__EXERCISE DETAILS__
Return the data exactly, with all pictures removed.

__MATERIAL FOR THIS EXERCISE__

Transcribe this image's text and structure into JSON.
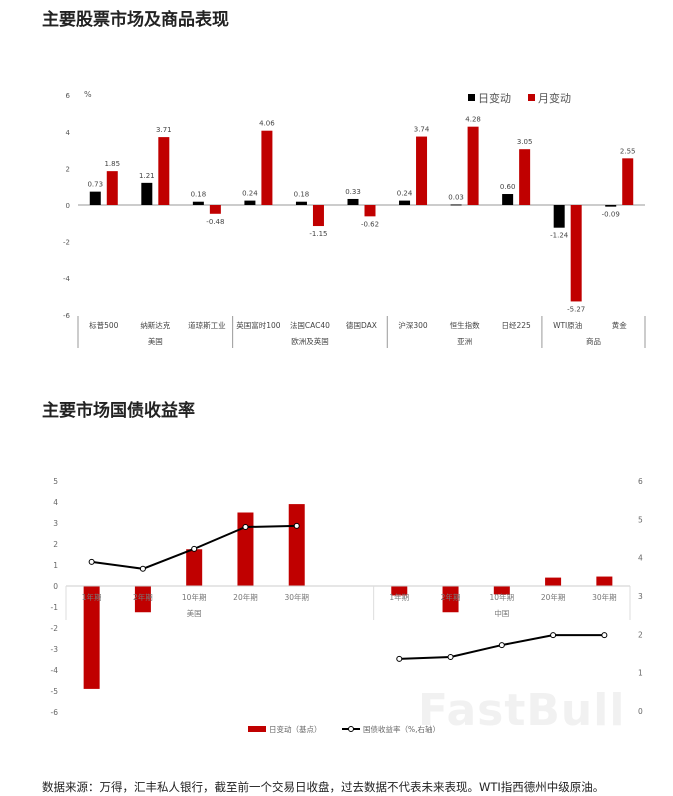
{
  "chart_data": [
    {
      "type": "bar",
      "title": "主要股票市场及商品表现",
      "ylabel": "%",
      "ylim": [
        -6,
        6
      ],
      "yticks": [
        -6,
        -4,
        -2,
        0,
        2,
        4,
        6
      ],
      "legend_position": "top-right",
      "categories": [
        "标普500",
        "纳斯达克",
        "道琼斯工业",
        "英国富时100",
        "法国CAC40",
        "德国DAX",
        "沪深300",
        "恒生指数",
        "日经225",
        "WTI原油",
        "黄金"
      ],
      "groups": [
        {
          "label": "美国",
          "count": 3
        },
        {
          "label": "欧洲及英国",
          "count": 3
        },
        {
          "label": "亚洲",
          "count": 3
        },
        {
          "label": "商品",
          "count": 2
        }
      ],
      "series": [
        {
          "name": "日变动",
          "color": "#000000",
          "values": [
            0.73,
            1.21,
            0.18,
            0.24,
            0.18,
            0.33,
            0.24,
            0.03,
            0.6,
            -1.24,
            -0.09
          ],
          "labels": [
            "0.73",
            "1.21",
            "0.18",
            "0.24",
            "0.18",
            "0.33",
            "0.24",
            "0.03",
            "0.60",
            "-1.24",
            "-0.09"
          ]
        },
        {
          "name": "月变动",
          "color": "#c00000",
          "values": [
            1.85,
            3.71,
            -0.48,
            4.06,
            -1.15,
            -0.62,
            3.74,
            4.28,
            3.05,
            -5.27,
            2.55
          ],
          "labels": [
            "1.85",
            "3.71",
            "-0.48",
            "4.06",
            "-1.15",
            "-0.62",
            "3.74",
            "4.28",
            "3.05",
            "-5.27",
            "2.55"
          ]
        }
      ]
    },
    {
      "type": "bar+line",
      "title": "主要市场国债收益率",
      "ylim": [
        -6,
        5
      ],
      "yticks": [
        -6,
        -5,
        -4,
        -3,
        -2,
        -1,
        0,
        1,
        2,
        3,
        4,
        5
      ],
      "y2lim": [
        0,
        6
      ],
      "y2ticks": [
        0,
        1,
        2,
        3,
        4,
        5,
        6
      ],
      "legend_position": "bottom",
      "categories": [
        "1年期",
        "2年期",
        "10年期",
        "20年期",
        "30年期",
        "",
        "1年期",
        "2年期",
        "10年期",
        "20年期",
        "30年期"
      ],
      "groups": [
        {
          "label": "美国",
          "count": 6
        },
        {
          "label": "中国",
          "count": 5
        }
      ],
      "series": [
        {
          "name": "日变动（基点）",
          "type": "bar",
          "color": "#c00000",
          "values": [
            -4.9,
            -1.25,
            1.75,
            3.5,
            3.9,
            null,
            -0.45,
            -1.25,
            -0.4,
            0.4,
            0.45
          ]
        },
        {
          "name": "国债收益率（%,右轴）",
          "type": "line",
          "axis": "right",
          "color": "#000000",
          "values": [
            3.89,
            3.71,
            4.23,
            4.8,
            4.83,
            null,
            1.36,
            1.41,
            1.72,
            1.98,
            1.98
          ]
        }
      ]
    }
  ],
  "footer": "数据来源：万得，汇丰私人银行，截至前一个交易日收盘，过去数据不代表未来表现。WTI指西德州中级原油。",
  "watermark": "FastBull"
}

__SOLUTION FOR THIS TASK__
Transcribe this image's text and structure into JSON.
{
  "chart_data": [
    {
      "type": "bar",
      "title": "主要股票市场及商品表现",
      "ylabel": "%",
      "ylim": [
        -6,
        6
      ],
      "yticks": [
        -6,
        -4,
        -2,
        0,
        2,
        4,
        6
      ],
      "legend_position": "top-right",
      "categories": [
        "标普500",
        "纳斯达克",
        "道琼斯工业",
        "英国富时100",
        "法国CAC40",
        "德国DAX",
        "沪深300",
        "恒生指数",
        "日经225",
        "WTI原油",
        "黄金"
      ],
      "groups": [
        {
          "label": "美国",
          "count": 3
        },
        {
          "label": "欧洲及英国",
          "count": 3
        },
        {
          "label": "亚洲",
          "count": 3
        },
        {
          "label": "商品",
          "count": 2
        }
      ],
      "series": [
        {
          "name": "日变动",
          "color": "#000000",
          "values": [
            0.73,
            1.21,
            0.18,
            0.24,
            0.18,
            0.33,
            0.24,
            0.03,
            0.6,
            -1.24,
            -0.09
          ],
          "labels": [
            "0.73",
            "1.21",
            "0.18",
            "0.24",
            "0.18",
            "0.33",
            "0.24",
            "0.03",
            "0.60",
            "-1.24",
            "-0.09"
          ]
        },
        {
          "name": "月变动",
          "color": "#c00000",
          "values": [
            1.85,
            3.71,
            -0.48,
            4.06,
            -1.15,
            -0.62,
            3.74,
            4.28,
            3.05,
            -5.27,
            2.55
          ],
          "labels": [
            "1.85",
            "3.71",
            "-0.48",
            "4.06",
            "-1.15",
            "-0.62",
            "3.74",
            "4.28",
            "3.05",
            "-5.27",
            "2.55"
          ]
        }
      ]
    },
    {
      "type": "bar+line",
      "title": "主要市场国债收益率",
      "ylim": [
        -6,
        5
      ],
      "yticks": [
        -6,
        -5,
        -4,
        -3,
        -2,
        -1,
        0,
        1,
        2,
        3,
        4,
        5
      ],
      "y2lim": [
        0,
        6
      ],
      "y2ticks": [
        0,
        1,
        2,
        3,
        4,
        5,
        6
      ],
      "legend_position": "bottom",
      "categories": [
        "1年期",
        "2年期",
        "10年期",
        "20年期",
        "30年期",
        "",
        "1年期",
        "2年期",
        "10年期",
        "20年期",
        "30年期"
      ],
      "groups": [
        {
          "label": "美国",
          "count": 6
        },
        {
          "label": "中国",
          "count": 5
        }
      ],
      "series": [
        {
          "name": "日变动（基点）",
          "type": "bar",
          "color": "#c00000",
          "values": [
            -4.9,
            -1.25,
            1.75,
            3.5,
            3.9,
            null,
            -0.45,
            -1.25,
            -0.4,
            0.4,
            0.45
          ]
        },
        {
          "name": "国债收益率（%,右轴）",
          "type": "line",
          "axis": "right",
          "color": "#000000",
          "values": [
            3.89,
            3.71,
            4.23,
            4.8,
            4.83,
            null,
            1.36,
            1.41,
            1.72,
            1.98,
            1.98
          ]
        }
      ]
    }
  ],
  "footer": "数据来源：万得，汇丰私人银行，截至前一个交易日收盘，过去数据不代表未来表现。WTI指西德州中级原油。",
  "watermark": "FastBull"
}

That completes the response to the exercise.